Stored data entries
***

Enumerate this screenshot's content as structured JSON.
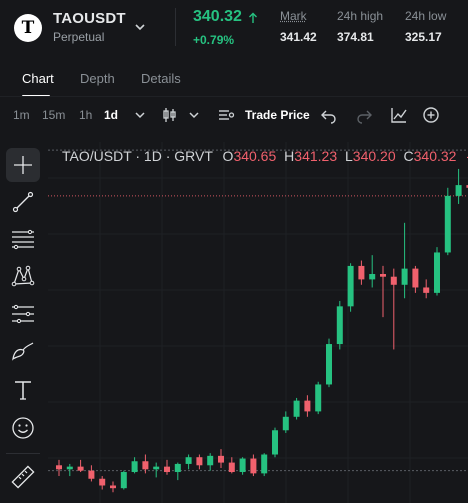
{
  "header": {
    "logo_letter": "T",
    "symbol": "TAOUSDT",
    "contract_type": "Perpetual",
    "price": "340.32",
    "change_pct": "+0.79%",
    "mark_label": "Mark",
    "mark_value": "341.42",
    "high_label": "24h high",
    "high_value": "374.81",
    "low_label": "24h low",
    "low_value": "325.17",
    "up_color": "#26c281",
    "down_color": "#f0616d"
  },
  "tabs": [
    "Chart",
    "Depth",
    "Details"
  ],
  "toolbar": {
    "timeframes": [
      "1m",
      "15m",
      "1h",
      "1d"
    ],
    "active_timeframe": "1d",
    "price_source": "Trade Price",
    "icons": [
      "candlestick-icon",
      "chevron-down-icon",
      "indicators-icon",
      "undo-icon",
      "redo-icon",
      "line-chart-icon",
      "add-icon"
    ]
  },
  "drawing_tools": [
    "crosshair-icon",
    "trend-line-icon",
    "fib-lines-icon",
    "pattern-icon",
    "parallel-channel-icon",
    "brush-icon",
    "text-icon",
    "emoji-icon",
    "ruler-icon"
  ],
  "legend": {
    "title": "TAO/USDT · 1D · GRVT",
    "o_label": "O",
    "o_value": "340.65",
    "h_label": "H",
    "h_value": "341.23",
    "l_label": "L",
    "l_value": "340.20",
    "c_label": "C",
    "c_value": "340.32",
    "tail": "-0"
  },
  "chart_data": {
    "type": "candlestick",
    "candles": [
      [
        1,
        272.0,
        274.0,
        268.0,
        270.5
      ],
      [
        2,
        270.5,
        272.5,
        268.0,
        271.5
      ],
      [
        3,
        271.5,
        274.0,
        269.5,
        270.0
      ],
      [
        4,
        270.0,
        272.0,
        266.0,
        267.0
      ],
      [
        5,
        267.0,
        268.0,
        263.0,
        264.5
      ],
      [
        6,
        264.5,
        266.0,
        262.0,
        263.5
      ],
      [
        7,
        263.5,
        270.0,
        263.0,
        269.5
      ],
      [
        8,
        269.5,
        275.0,
        269.0,
        273.5
      ],
      [
        9,
        273.5,
        276.0,
        269.0,
        270.5
      ],
      [
        10,
        270.5,
        273.0,
        267.5,
        271.5
      ],
      [
        11,
        271.5,
        274.0,
        268.5,
        269.5
      ],
      [
        12,
        269.5,
        273.0,
        266.5,
        272.5
      ],
      [
        13,
        272.5,
        276.0,
        270.5,
        275.0
      ],
      [
        14,
        275.0,
        276.0,
        270.5,
        272.0
      ],
      [
        15,
        272.0,
        276.5,
        270.0,
        275.5
      ],
      [
        16,
        275.5,
        278.0,
        271.0,
        273.0
      ],
      [
        17,
        273.0,
        275.0,
        269.0,
        269.5
      ],
      [
        18,
        269.5,
        275.0,
        268.5,
        274.5
      ],
      [
        19,
        274.5,
        276.0,
        268.0,
        269.0
      ],
      [
        20,
        269.0,
        276.5,
        268.0,
        276.0
      ],
      [
        21,
        276.0,
        286.0,
        275.0,
        285.0
      ],
      [
        22,
        285.0,
        292.0,
        284.0,
        290.0
      ],
      [
        23,
        290.0,
        297.0,
        289.0,
        296.0
      ],
      [
        24,
        296.0,
        298.0,
        290.0,
        292.0
      ],
      [
        25,
        292.0,
        303.0,
        291.0,
        302.0
      ],
      [
        26,
        302.0,
        319.0,
        301.0,
        317.0
      ],
      [
        27,
        317.0,
        333.0,
        315.0,
        331.0
      ],
      [
        28,
        331.0,
        347.0,
        329.0,
        346.0
      ],
      [
        29,
        346.0,
        348.0,
        339.0,
        341.0
      ],
      [
        30,
        341.0,
        350.0,
        338.0,
        343.0
      ],
      [
        31,
        343.0,
        346.0,
        327.0,
        342.0
      ],
      [
        32,
        342.0,
        345.0,
        315.0,
        339.0
      ],
      [
        33,
        339.0,
        362.0,
        334.0,
        345.0
      ],
      [
        34,
        345.0,
        346.0,
        336.0,
        338.0
      ],
      [
        35,
        338.0,
        341.0,
        334.0,
        336.0
      ],
      [
        36,
        336.0,
        353.0,
        335.0,
        351.0
      ],
      [
        37,
        351.0,
        375.0,
        350.0,
        372.0
      ],
      [
        38,
        372.0,
        382.0,
        369.0,
        376.0
      ],
      [
        39,
        376.0,
        377.0,
        374.0,
        375.0
      ]
    ],
    "last_price_line": 372.0,
    "dashed_levels": [
      389.0,
      270.0
    ],
    "ylim": [
      258,
      392
    ],
    "grid": true
  }
}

***

=== TASK TO CARRY OUT ===
Every entry above should be duplicated exactly. Do not include the images.

=== THE SOLUTION ===
Enumerate this screenshot's content as structured JSON.
{
  "header": {
    "logo_letter": "T",
    "symbol": "TAOUSDT",
    "contract_type": "Perpetual",
    "price": "340.32",
    "change_pct": "+0.79%",
    "mark_label": "Mark",
    "mark_value": "341.42",
    "high_label": "24h high",
    "high_value": "374.81",
    "low_label": "24h low",
    "low_value": "325.17",
    "up_color": "#26c281",
    "down_color": "#f0616d"
  },
  "tabs": [
    "Chart",
    "Depth",
    "Details"
  ],
  "toolbar": {
    "timeframes": [
      "1m",
      "15m",
      "1h",
      "1d"
    ],
    "active_timeframe": "1d",
    "price_source": "Trade Price",
    "icons": [
      "candlestick-icon",
      "chevron-down-icon",
      "indicators-icon",
      "undo-icon",
      "redo-icon",
      "line-chart-icon",
      "add-icon"
    ]
  },
  "drawing_tools": [
    "crosshair-icon",
    "trend-line-icon",
    "fib-lines-icon",
    "pattern-icon",
    "parallel-channel-icon",
    "brush-icon",
    "text-icon",
    "emoji-icon",
    "ruler-icon"
  ],
  "legend": {
    "title": "TAO/USDT · 1D · GRVT",
    "o_label": "O",
    "o_value": "340.65",
    "h_label": "H",
    "h_value": "341.23",
    "l_label": "L",
    "l_value": "340.20",
    "c_label": "C",
    "c_value": "340.32",
    "tail": "-0"
  },
  "chart_data": {
    "type": "candlestick",
    "candles": [
      [
        1,
        272.0,
        274.0,
        268.0,
        270.5
      ],
      [
        2,
        270.5,
        272.5,
        268.0,
        271.5
      ],
      [
        3,
        271.5,
        274.0,
        269.5,
        270.0
      ],
      [
        4,
        270.0,
        272.0,
        266.0,
        267.0
      ],
      [
        5,
        267.0,
        268.0,
        263.0,
        264.5
      ],
      [
        6,
        264.5,
        266.0,
        262.0,
        263.5
      ],
      [
        7,
        263.5,
        270.0,
        263.0,
        269.5
      ],
      [
        8,
        269.5,
        275.0,
        269.0,
        273.5
      ],
      [
        9,
        273.5,
        276.0,
        269.0,
        270.5
      ],
      [
        10,
        270.5,
        273.0,
        267.5,
        271.5
      ],
      [
        11,
        271.5,
        274.0,
        268.5,
        269.5
      ],
      [
        12,
        269.5,
        273.0,
        266.5,
        272.5
      ],
      [
        13,
        272.5,
        276.0,
        270.5,
        275.0
      ],
      [
        14,
        275.0,
        276.0,
        270.5,
        272.0
      ],
      [
        15,
        272.0,
        276.5,
        270.0,
        275.5
      ],
      [
        16,
        275.5,
        278.0,
        271.0,
        273.0
      ],
      [
        17,
        273.0,
        275.0,
        269.0,
        269.5
      ],
      [
        18,
        269.5,
        275.0,
        268.5,
        274.5
      ],
      [
        19,
        274.5,
        276.0,
        268.0,
        269.0
      ],
      [
        20,
        269.0,
        276.5,
        268.0,
        276.0
      ],
      [
        21,
        276.0,
        286.0,
        275.0,
        285.0
      ],
      [
        22,
        285.0,
        292.0,
        284.0,
        290.0
      ],
      [
        23,
        290.0,
        297.0,
        289.0,
        296.0
      ],
      [
        24,
        296.0,
        298.0,
        290.0,
        292.0
      ],
      [
        25,
        292.0,
        303.0,
        291.0,
        302.0
      ],
      [
        26,
        302.0,
        319.0,
        301.0,
        317.0
      ],
      [
        27,
        317.0,
        333.0,
        315.0,
        331.0
      ],
      [
        28,
        331.0,
        347.0,
        329.0,
        346.0
      ],
      [
        29,
        346.0,
        348.0,
        339.0,
        341.0
      ],
      [
        30,
        341.0,
        350.0,
        338.0,
        343.0
      ],
      [
        31,
        343.0,
        346.0,
        327.0,
        342.0
      ],
      [
        32,
        342.0,
        345.0,
        315.0,
        339.0
      ],
      [
        33,
        339.0,
        362.0,
        334.0,
        345.0
      ],
      [
        34,
        345.0,
        346.0,
        336.0,
        338.0
      ],
      [
        35,
        338.0,
        341.0,
        334.0,
        336.0
      ],
      [
        36,
        336.0,
        353.0,
        335.0,
        351.0
      ],
      [
        37,
        351.0,
        375.0,
        350.0,
        372.0
      ],
      [
        38,
        372.0,
        382.0,
        369.0,
        376.0
      ],
      [
        39,
        376.0,
        377.0,
        374.0,
        375.0
      ]
    ],
    "last_price_line": 372.0,
    "dashed_levels": [
      389.0,
      270.0
    ],
    "ylim": [
      258,
      392
    ],
    "grid": true
  }
}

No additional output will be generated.